(Data excerpts)
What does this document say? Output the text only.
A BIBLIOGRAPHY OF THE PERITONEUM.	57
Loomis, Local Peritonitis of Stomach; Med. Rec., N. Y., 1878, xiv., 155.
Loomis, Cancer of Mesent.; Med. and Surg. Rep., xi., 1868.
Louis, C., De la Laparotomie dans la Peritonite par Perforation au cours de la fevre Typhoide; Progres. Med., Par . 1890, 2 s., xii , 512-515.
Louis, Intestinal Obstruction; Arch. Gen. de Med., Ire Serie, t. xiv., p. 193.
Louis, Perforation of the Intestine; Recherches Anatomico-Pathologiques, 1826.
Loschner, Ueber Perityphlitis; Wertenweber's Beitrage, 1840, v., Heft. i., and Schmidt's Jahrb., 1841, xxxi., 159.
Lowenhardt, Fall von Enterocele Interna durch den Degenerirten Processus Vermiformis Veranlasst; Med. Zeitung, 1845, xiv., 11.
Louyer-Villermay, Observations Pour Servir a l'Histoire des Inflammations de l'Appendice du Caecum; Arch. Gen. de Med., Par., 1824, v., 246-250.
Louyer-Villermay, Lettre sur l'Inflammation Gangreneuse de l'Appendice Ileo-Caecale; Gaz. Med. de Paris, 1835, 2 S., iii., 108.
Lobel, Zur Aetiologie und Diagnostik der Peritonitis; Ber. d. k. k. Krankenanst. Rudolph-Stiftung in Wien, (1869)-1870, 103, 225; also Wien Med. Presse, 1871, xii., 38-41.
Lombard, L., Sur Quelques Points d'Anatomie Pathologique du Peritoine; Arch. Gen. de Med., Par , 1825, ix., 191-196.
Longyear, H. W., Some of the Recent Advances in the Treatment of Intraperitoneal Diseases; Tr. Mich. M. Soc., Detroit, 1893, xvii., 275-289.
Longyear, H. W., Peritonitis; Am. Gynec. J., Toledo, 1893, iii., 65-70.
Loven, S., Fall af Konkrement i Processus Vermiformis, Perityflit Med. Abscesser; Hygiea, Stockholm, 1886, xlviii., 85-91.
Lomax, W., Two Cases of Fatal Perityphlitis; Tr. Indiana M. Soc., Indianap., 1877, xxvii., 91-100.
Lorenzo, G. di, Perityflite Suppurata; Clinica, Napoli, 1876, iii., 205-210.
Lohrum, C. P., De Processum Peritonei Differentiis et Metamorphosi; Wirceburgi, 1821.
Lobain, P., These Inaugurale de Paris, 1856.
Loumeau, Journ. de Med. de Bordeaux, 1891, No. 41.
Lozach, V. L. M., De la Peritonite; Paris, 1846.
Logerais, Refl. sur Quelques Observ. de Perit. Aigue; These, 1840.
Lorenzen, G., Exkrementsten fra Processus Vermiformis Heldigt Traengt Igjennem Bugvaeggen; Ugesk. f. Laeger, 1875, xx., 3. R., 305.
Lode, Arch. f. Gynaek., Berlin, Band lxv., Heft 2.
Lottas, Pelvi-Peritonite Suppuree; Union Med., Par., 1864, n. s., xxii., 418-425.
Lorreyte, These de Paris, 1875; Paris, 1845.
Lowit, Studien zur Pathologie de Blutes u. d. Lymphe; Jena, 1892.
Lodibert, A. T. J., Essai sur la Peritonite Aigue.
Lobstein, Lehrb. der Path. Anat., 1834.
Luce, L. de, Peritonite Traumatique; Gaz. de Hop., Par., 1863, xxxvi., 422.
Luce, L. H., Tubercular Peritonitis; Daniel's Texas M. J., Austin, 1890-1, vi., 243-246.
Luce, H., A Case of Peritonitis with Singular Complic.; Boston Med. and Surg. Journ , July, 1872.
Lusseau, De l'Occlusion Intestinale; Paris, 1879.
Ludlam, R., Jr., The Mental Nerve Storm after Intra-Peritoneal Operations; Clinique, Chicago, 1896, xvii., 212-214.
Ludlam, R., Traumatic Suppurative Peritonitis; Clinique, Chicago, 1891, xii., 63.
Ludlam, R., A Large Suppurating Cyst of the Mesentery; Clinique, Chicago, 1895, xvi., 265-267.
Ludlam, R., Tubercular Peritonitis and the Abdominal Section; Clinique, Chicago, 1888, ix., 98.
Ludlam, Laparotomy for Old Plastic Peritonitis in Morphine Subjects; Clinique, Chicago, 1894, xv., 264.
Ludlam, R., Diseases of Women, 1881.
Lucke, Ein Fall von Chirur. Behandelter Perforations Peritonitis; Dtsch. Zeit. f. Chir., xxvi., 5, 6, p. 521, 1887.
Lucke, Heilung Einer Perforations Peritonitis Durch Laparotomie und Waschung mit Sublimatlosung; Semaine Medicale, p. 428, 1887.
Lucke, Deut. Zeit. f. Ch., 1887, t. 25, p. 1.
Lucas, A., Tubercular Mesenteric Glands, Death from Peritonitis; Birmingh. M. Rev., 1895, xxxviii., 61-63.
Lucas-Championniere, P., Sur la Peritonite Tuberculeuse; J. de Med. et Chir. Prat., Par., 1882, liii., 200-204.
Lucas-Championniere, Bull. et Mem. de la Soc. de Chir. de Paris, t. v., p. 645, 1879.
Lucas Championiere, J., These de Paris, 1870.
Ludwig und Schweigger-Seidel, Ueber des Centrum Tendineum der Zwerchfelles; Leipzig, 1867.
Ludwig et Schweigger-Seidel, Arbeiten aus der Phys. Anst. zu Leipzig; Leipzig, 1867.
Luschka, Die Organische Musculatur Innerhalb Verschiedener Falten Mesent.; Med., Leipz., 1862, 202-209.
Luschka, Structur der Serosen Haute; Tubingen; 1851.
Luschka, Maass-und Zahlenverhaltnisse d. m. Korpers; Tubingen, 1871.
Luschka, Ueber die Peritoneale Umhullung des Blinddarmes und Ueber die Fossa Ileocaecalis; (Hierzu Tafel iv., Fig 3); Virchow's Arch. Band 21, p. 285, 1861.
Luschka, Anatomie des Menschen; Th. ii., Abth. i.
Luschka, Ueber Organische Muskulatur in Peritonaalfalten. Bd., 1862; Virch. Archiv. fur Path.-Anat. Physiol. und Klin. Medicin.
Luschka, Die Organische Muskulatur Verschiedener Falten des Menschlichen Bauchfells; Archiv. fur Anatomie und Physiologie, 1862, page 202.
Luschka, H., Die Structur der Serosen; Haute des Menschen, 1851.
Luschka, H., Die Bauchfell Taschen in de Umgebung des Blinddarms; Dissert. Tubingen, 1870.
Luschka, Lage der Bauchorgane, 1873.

### [WORK TO BE COMPLETED]
Your task is to reproduce the whole listing exactly.

### [REPLY]
What does this document say? Output the text only.
A BIBLIOGRAPHY OF THE PERITONEUM.	57
Loomis, Local Peritonitis of Stomach; Med. Rec., N. Y., 1878, xiv., 155.
Loomis, Cancer of Mesent.; Med. and Surg. Rep., xi., 1868.
Louis, C., De la Laparotomie dans la Peritonite par Perforation au cours de la fevre Typhoide; Progres. Med., Par . 1890, 2 s., xii , 512-515.
Louis, Intestinal Obstruction; Arch. Gen. de Med., Ire Serie, t. xiv., p. 193.
Louis, Perforation of the Intestine; Recherches Anatomico-Pathologiques, 1826.
Loschner, Ueber Perityphlitis; Wertenweber's Beitrage, 1840, v., Heft. i., and Schmidt's Jahrb., 1841, xxxi., 159.
Lowenhardt, Fall von Enterocele Interna durch den Degenerirten Processus Vermiformis Veranlasst; Med. Zeitung, 1845, xiv., 11.
Louyer-Villermay, Observations Pour Servir a l'Histoire des Inflammations de l'Appendice du Caecum; Arch. Gen. de Med., Par., 1824, v., 246-250.
Louyer-Villermay, Lettre sur l'Inflammation Gangreneuse de l'Appendice Ileo-Caecale; Gaz. Med. de Paris, 1835, 2 S., iii., 108.
Lobel, Zur Aetiologie und Diagnostik der Peritonitis; Ber. d. k. k. Krankenanst. Rudolph-Stiftung in Wien, (1869)-1870, 103, 225; also Wien Med. Presse, 1871, xii., 38-41.
Lombard, L., Sur Quelques Points d'Anatomie Pathologique du Peritoine; Arch. Gen. de Med., Par , 1825, ix., 191-196.
Longyear, H. W., Some of the Recent Advances in the Treatment of Intraperitoneal Diseases; Tr. Mich. M. Soc., Detroit, 1893, xvii., 275-289.
Longyear, H. W., Peritonitis; Am. Gynec. J., Toledo, 1893, iii., 65-70.
Loven, S., Fall af Konkrement i Processus Vermiformis, Perityflit Med. Abscesser; Hygiea, Stockholm, 1886, xlviii., 85-91.
Lomax, W., Two Cases of Fatal Perityphlitis; Tr. Indiana M. Soc., Indianap., 1877, xxvii., 91-100.
Lorenzo, G. di, Perityflite Suppurata; Clinica, Napoli, 1876, iii., 205-210.
Lohrum, C. P., De Processum Peritonei Differentiis et Metamorphosi; Wirceburgi, 1821.
Lobain, P., These Inaugurale de Paris, 1856.
Loumeau, Journ. de Med. de Bordeaux, 1891, No. 41.
Lozach, V. L. M., De la Peritonite; Paris, 1846.
Logerais, Refl. sur Quelques Observ. de Perit. Aigue; These, 1840.
Lorenzen, G., Exkrementsten fra Processus Vermiformis Heldigt Traengt Igjennem Bugvaeggen; Ugesk. f. Laeger, 1875, xx., 3. R., 305.
Lode, Arch. f. Gynaek., Berlin, Band lxv., Heft 2.
Lottas, Pelvi-Peritonite Suppuree; Union Med., Par., 1864, n. s., xxii., 418-425.
Lorreyte, These de Paris, 1875; Paris, 1845.
Lowit, Studien zur Pathologie de Blutes u. d. Lymphe; Jena, 1892.
Lodibert, A. T. J., Essai sur la Peritonite Aigue.
Lobstein, Lehrb. der Path. Anat., 1834.
Luce, L. de, Peritonite Traumatique; Gaz. de Hop., Par., 1863, xxxvi., 422.
Luce, L. H., Tubercular Peritonitis; Daniel's Texas M. J., Austin, 1890-1, vi., 243-246.
Luce, H., A Case of Peritonitis with Singular Complic.; Boston Med. and Surg. Journ , July, 1872.
Lusseau, De l'Occlusion Intestinale; Paris, 1879.
Ludlam, R., Jr., The Mental Nerve Storm after Intra-Peritoneal Operations; Clinique, Chicago, 1896, xvii., 212-214.
Ludlam, R., Traumatic Suppurative Peritonitis; Clinique, Chicago, 1891, xii., 63.
Ludlam, R., A Large Suppurating Cyst of the Mesentery; Clinique, Chicago, 1895, xvi., 265-267.
Ludlam, R., Tubercular Peritonitis and the Abdominal Section; Clinique, Chicago, 1888, ix., 98.
Ludlam, Laparotomy for Old Plastic Peritonitis in Morphine Subjects; Clinique, Chicago, 1894, xv., 264.
Ludlam, R., Diseases of Women, 1881.
Lucke, Ein Fall von Chirur. Behandelter Perforations Peritonitis; Dtsch. Zeit. f. Chir., xxvi., 5, 6, p. 521, 1887.
Lucke, Heilung Einer Perforations Peritonitis Durch Laparotomie und Waschung mit Sublimatlosung; Semaine Medicale, p. 428, 1887.
Lucke, Deut. Zeit. f. Ch., 1887, t. 25, p. 1.
Lucas, A., Tubercular Mesenteric Glands, Death from Peritonitis; Birmingh. M. Rev., 1895, xxxviii., 61-63.
Lucas-Championniere, P., Sur la Peritonite Tuberculeuse; J. de Med. et Chir. Prat., Par., 1882, liii., 200-204.
Lucas-Championniere, Bull. et Mem. de la Soc. de Chir. de Paris, t. v., p. 645, 1879.
Lucas Championiere, J., These de Paris, 1870.
Ludwig und Schweigger-Seidel, Ueber des Centrum Tendineum der Zwerchfelles; Leipzig, 1867.
Ludwig et Schweigger-Seidel, Arbeiten aus der Phys. Anst. zu Leipzig; Leipzig, 1867.
Luschka, Die Organische Musculatur Innerhalb Verschiedener Falten Mesent.; Med., Leipz., 1862, 202-209.
Luschka, Structur der Serosen Haute; Tubingen; 1851.
Luschka, Maass-und Zahlenverhaltnisse d. m. Korpers; Tubingen, 1871.
Luschka, Ueber die Peritoneale Umhullung des Blinddarmes und Ueber die Fossa Ileocaecalis; (Hierzu Tafel iv., Fig 3); Virchow's Arch. Band 21, p. 285, 1861.
Luschka, Anatomie des Menschen; Th. ii., Abth. i.
Luschka, Ueber Organische Muskulatur in Peritonaalfalten. Bd., 1862; Virch. Archiv. fur Path.-Anat. Physiol. und Klin. Medicin.
Luschka, Die Organische Muskulatur Verschiedener Falten des Menschlichen Bauchfells; Archiv. fur Anatomie und Physiologie, 1862, page 202.
Luschka, H., Die Structur der Serosen; Haute des Menschen, 1851.
Luschka, H., Die Bauchfell Taschen in de Umgebung des Blinddarms; Dissert. Tubingen, 1870.
Luschka, Lage der Bauchorgane, 1873.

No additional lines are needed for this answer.